- Opening Delimiter -
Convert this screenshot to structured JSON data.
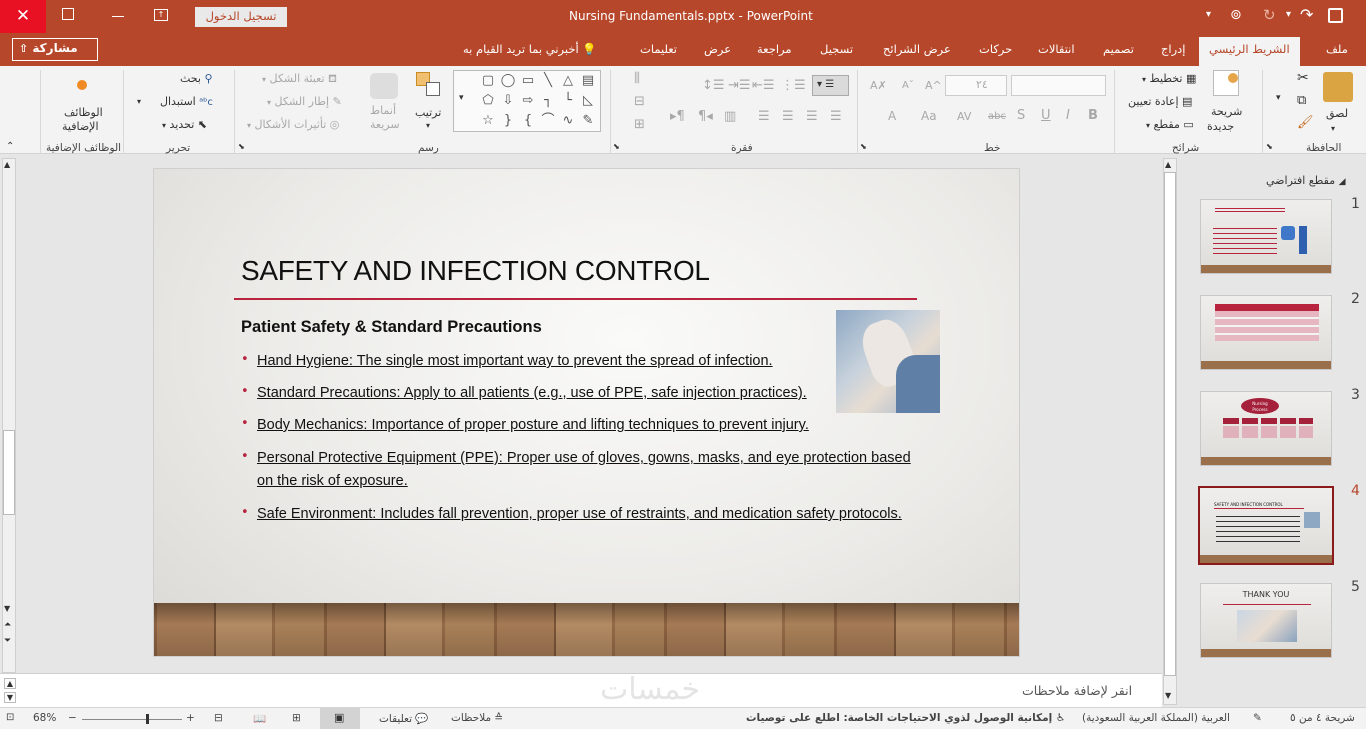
{
  "titlebar": {
    "title": "Nursing Fundamentals.pptx  -  PowerPoint",
    "signin": "تسجيل الدخول"
  },
  "tabs": {
    "file": "ملف",
    "home": "الشريط الرئيسي",
    "insert": "إدراج",
    "design": "تصميم",
    "transitions": "انتقالات",
    "animations": "حركات",
    "slideshow": "عرض الشرائح",
    "record": "تسجيل",
    "review": "مراجعة",
    "view": "عرض",
    "help": "تعليمات",
    "tellme": "أخبرني بما تريد القيام به",
    "share": "مشاركة"
  },
  "ribbon": {
    "clipboard": {
      "paste": "لصق",
      "label": "الحافظة"
    },
    "slides": {
      "new_slide_1": "شريحة",
      "new_slide_2": "جديدة",
      "layout": "تخطيط",
      "reset": "إعادة تعيين",
      "section": "مقطع",
      "label": "شرائح"
    },
    "font": {
      "size": "٢٤",
      "label": "خط",
      "bold": "B",
      "italic": "I",
      "underline": "U",
      "strike": "abc",
      "aa": "Aa",
      "a": "A"
    },
    "paragraph": {
      "label": "فقرة"
    },
    "drawing": {
      "arrange": "ترتيب",
      "quick_styles_1": "أنماط",
      "quick_styles_2": "سريعة",
      "fill": "تعبئة الشكل",
      "outline": "إطار الشكل",
      "effects": "تأثيرات الأشكال",
      "label": "رسم"
    },
    "editing": {
      "find": "بحث",
      "replace": "استبدال",
      "select": "تحديد",
      "label": "تحرير"
    },
    "addins": {
      "line1": "الوظائف",
      "line2": "الإضافية",
      "label": "الوظائف الإضافية"
    }
  },
  "slide": {
    "title": "SAFETY AND INFECTION CONTROL",
    "subtitle": "Patient Safety & Standard Precautions",
    "bullets": [
      "Hand Hygiene: The single most important way to prevent the spread of infection.",
      "Standard Precautions: Apply to all patients (e.g., use of PPE, safe injection practices).",
      "Body Mechanics: Importance of proper posture and lifting techniques to prevent injury.",
      "Personal Protective Equipment (PPE): Proper use of gloves, gowns, masks, and eye protection based on the risk of exposure.",
      "Safe Environment: Includes fall prevention, proper use of restraints, and medication safety protocols."
    ]
  },
  "notes": {
    "placeholder": "انقر لإضافة ملاحظات"
  },
  "thumbnails": {
    "section": "مقطع افتراضي",
    "numbers": [
      "1",
      "2",
      "3",
      "4",
      "5"
    ],
    "t3_bubble_1": "Nursing",
    "t3_bubble_2": "Process",
    "t4_title": "SAFETY AND INFECTION CONTROL",
    "t5_title": "THANK YOU"
  },
  "statusbar": {
    "slide_info": "شريحة ٤ من ٥",
    "language": "العربية (المملكة العربية السعودية)",
    "accessibility": "إمكانية الوصول لذوي الاحتياجات الخاصة: اطلع على توصيات",
    "notes": "ملاحظات",
    "comments": "تعليقات",
    "zoom": "68%",
    "watermark": "خمسات"
  },
  "colors": {
    "accent": "#b7472a",
    "bullet": "#b8233e",
    "rule": "#b8233e"
  }
}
- Closing Delimiter -
Exercise requirements
Check the lines above and copy each one that includes "CONTROL".

Written solution
    "title": "SAFETY AND INFECTION CONTROL",
    "t4_title": "SAFETY AND INFECTION CONTROL",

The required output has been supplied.